◆ **Set task a**: In the passage about Antwan, where did the narrator put the bread knife to get it out of sight?

I went back downstairs to the kitchen, where I had decided to attempt to order my internal universe by doing the dishes. But Antwan was having none of it and he followed me down. I started clearing the table when I saw the bread knife next to the abandoned garlic toast. In the group home all sharp objects are locked away. But this was a real home.
I’m not very big. I used to think I was big because I grew up sharing a bedroom with a tiny older sister. In that context I felt sort of gangly and huge. But when I finally became cognizant of average body sizes in the world, I discovered that, in fact, I’m not very big.
Antwan was big.
Antwan hovered over me, hate in his eyes.
“What y’all gonna do wit’ the knife, bitch? Gonna cut me? That it? You wanna cut me? She gonna cut me! Come on bitch, y’all show me what you can do wit’ a knife. Come on!” He was dancing as he said this. “Oooo weee!”
I decided I needed to get the knife out of sight and myself out of the kitchen where other potentially life-threatening objects, such as the blender, glimmered in my peripheral vision.
I slipped the knife into a drawer and walked past Antwan and into my office. True to form, rather than going for the knife, he went for me, following me into the small room where I soon realized we were in even closer proximity. I decided to try reason again, just in case. He stood over me.
“Ant, you need to go to your room and calm down.”
“I ain’t fuckin’ goin’ nowhere!”
“Ant…”
“You scared of me? That it? Come on. You scared?”
“Ant…”
“Fucking bitch.”
The Lover came in.
“She was gonna cut me!”
“Ant…”
“She hadda knife!”
I was feeling very close to repeating the unprofessional phrase I had used upstairs. It was this or get across the hall to the bathroom where, if I was quick, I could lock the door behind me, leaving Antwan on the other side. I rose and stepped toward the door. Antwan turned, reached out with both hands, and shoved me from behind. I lurched forward, grabbing the door frame to break my fall, and before I could even squeak, the Lover grabbed Antwan by the shoulders and spun him in a circle, and the next thing we knew Antwan was face down, the Lover sitting on his back, pinning his body and arms to the floor.
Holy cow. My Amazon warrior husband/wife was pretty damn fast.
Because I am a nice woman, I grabbed a pillow from the couch and shoved it under Antwan’s big head to cushion it from the cold floor. Then I sat down on his legs, back to back with the Lover, and held his ankles.
This particular restraint wasn’t in the training manual and Antwan knew it. His voice muffled by the pillow, he shouted, “You ain’t doin’ it right! You hurtin’ me! Let me up! You hurtin’ me!”
We didn’t let him up.
In intensive foster-parent training we were told that when you are holding an escalated child in a restraint, you watch and listen for the breath to slacken. Then once the breath had returned to normal, ask a few questions. Test for compliance. We waited. Five minutes. Five minutes that seemed like half an hour. Antwan’s voice changed from yelling to whining.
“Y’all don’t know nothin’ ’bout restraints. You ain’t doin’ it right.”
I started laughing. The Lover started laughing. Antwan started laughing. Was something funny or had we all, perhaps, gone mad? We let go of Antwan’s arms. I climbed up off his legs. Antwan rolled over onto his back and grinned. Shook his head.
“Y’all don’t know what the hell you doin’.”
Nope. On many levels.

◆ **Set task b**: Copy out the lines of the listing, beginning at the line that contains "546, 435, 568]" and stopping after the line that contains "688, 644, 730]".

◆ **Source material**:

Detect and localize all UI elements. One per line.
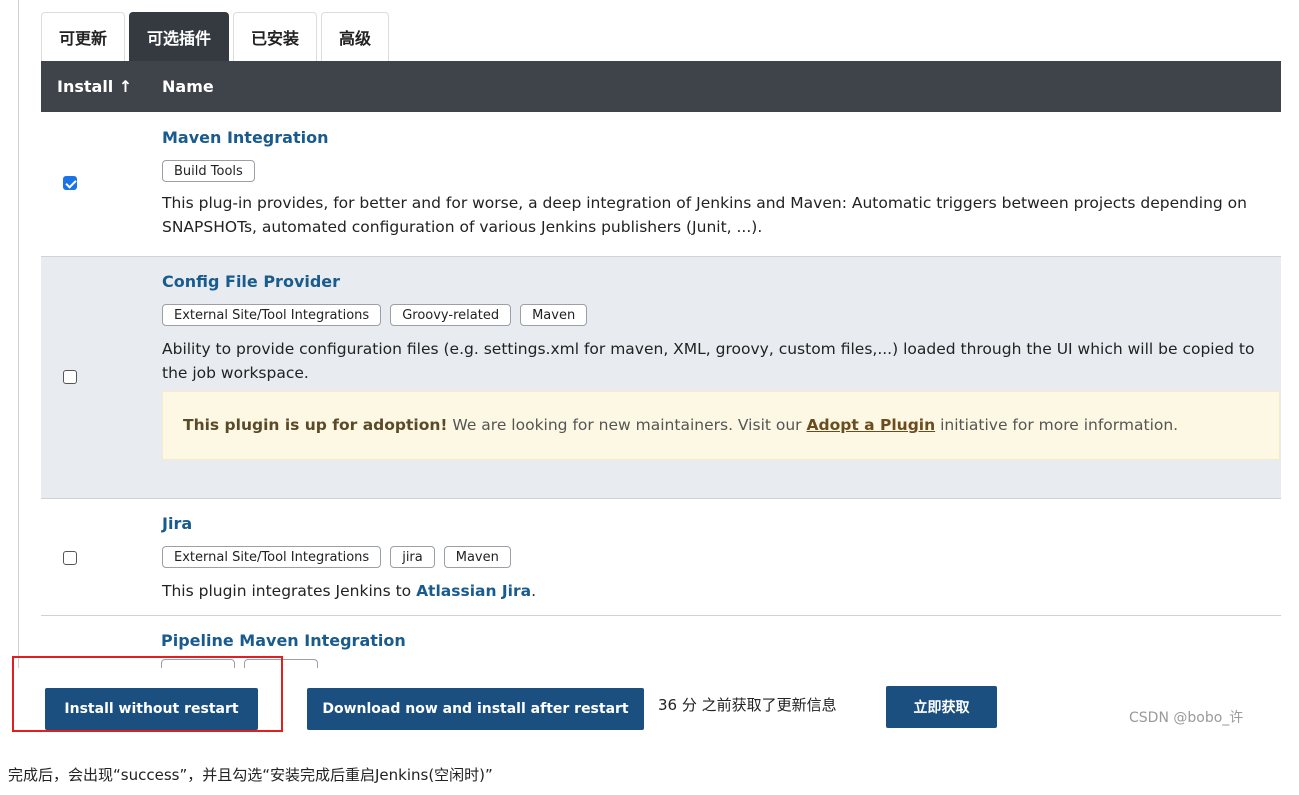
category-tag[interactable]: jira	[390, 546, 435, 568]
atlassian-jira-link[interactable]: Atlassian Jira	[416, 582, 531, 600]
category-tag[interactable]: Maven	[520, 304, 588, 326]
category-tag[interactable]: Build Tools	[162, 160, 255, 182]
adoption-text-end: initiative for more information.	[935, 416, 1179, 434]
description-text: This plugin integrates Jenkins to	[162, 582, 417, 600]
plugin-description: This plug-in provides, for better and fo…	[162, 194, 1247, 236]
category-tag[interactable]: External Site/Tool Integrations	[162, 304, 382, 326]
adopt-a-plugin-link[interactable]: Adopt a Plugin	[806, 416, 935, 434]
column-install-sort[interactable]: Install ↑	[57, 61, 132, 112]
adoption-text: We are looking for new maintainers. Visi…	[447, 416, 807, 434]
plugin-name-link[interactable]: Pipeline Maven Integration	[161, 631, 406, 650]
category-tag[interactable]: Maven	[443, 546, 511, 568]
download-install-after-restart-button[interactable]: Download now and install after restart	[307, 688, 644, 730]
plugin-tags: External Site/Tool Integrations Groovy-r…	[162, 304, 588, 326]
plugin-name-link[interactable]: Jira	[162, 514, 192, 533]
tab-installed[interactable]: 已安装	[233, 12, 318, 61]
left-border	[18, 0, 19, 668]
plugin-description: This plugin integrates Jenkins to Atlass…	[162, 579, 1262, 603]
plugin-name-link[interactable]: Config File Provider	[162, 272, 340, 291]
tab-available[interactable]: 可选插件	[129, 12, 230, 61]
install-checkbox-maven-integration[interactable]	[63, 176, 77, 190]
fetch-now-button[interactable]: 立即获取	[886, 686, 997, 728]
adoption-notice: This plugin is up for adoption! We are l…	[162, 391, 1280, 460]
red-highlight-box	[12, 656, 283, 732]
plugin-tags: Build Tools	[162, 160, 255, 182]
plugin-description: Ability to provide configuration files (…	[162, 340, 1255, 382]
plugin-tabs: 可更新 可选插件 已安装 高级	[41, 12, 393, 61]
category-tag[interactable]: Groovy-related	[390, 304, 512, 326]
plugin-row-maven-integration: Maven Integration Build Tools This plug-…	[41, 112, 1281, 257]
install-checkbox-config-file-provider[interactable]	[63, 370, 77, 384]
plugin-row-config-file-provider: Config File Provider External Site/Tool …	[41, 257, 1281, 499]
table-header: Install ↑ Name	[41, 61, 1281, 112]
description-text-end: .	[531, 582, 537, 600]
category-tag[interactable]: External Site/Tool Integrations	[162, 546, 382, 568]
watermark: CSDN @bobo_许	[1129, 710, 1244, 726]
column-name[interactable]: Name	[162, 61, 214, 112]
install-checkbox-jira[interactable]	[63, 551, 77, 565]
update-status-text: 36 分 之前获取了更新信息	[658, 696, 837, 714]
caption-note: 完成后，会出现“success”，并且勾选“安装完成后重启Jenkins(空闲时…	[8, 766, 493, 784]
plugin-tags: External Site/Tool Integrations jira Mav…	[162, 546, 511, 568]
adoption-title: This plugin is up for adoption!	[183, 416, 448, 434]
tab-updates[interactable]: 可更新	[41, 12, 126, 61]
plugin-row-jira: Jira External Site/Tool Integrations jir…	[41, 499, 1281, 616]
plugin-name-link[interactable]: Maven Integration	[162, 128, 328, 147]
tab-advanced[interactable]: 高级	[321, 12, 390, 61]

◆ **Exercise response a**: Into a drawer.

◆ **Exercise response b**:
category-tag[interactable]: jira	[390, 546, 435, 568]
atlassian-jira-link[interactable]: Atlassian Jira	[416, 582, 531, 600]
category-tag[interactable]: Maven	[520, 304, 588, 326]
category-tag[interactable]: Build Tools	[162, 160, 255, 182]
adoption-text-end: initiative for more information.	[935, 416, 1179, 434]
description-text: This plugin integrates Jenkins to	[162, 582, 417, 600]
plugin-description: This plug-in provides, for better and fo…	[162, 194, 1247, 236]
category-tag[interactable]: External Site/Tool Integrations	[162, 304, 382, 326]
adopt-a-plugin-link[interactable]: Adopt a Plugin	[806, 416, 935, 434]
column-install-sort[interactable]: Install ↑	[57, 61, 132, 112]
adoption-text: We are looking for new maintainers. Visi…	[447, 416, 807, 434]
plugin-name-link[interactable]: Pipeline Maven Integration	[161, 631, 406, 650]
category-tag[interactable]: Maven	[443, 546, 511, 568]
download-install-after-restart-button[interactable]: Download now and install after restart	[307, 688, 644, 730]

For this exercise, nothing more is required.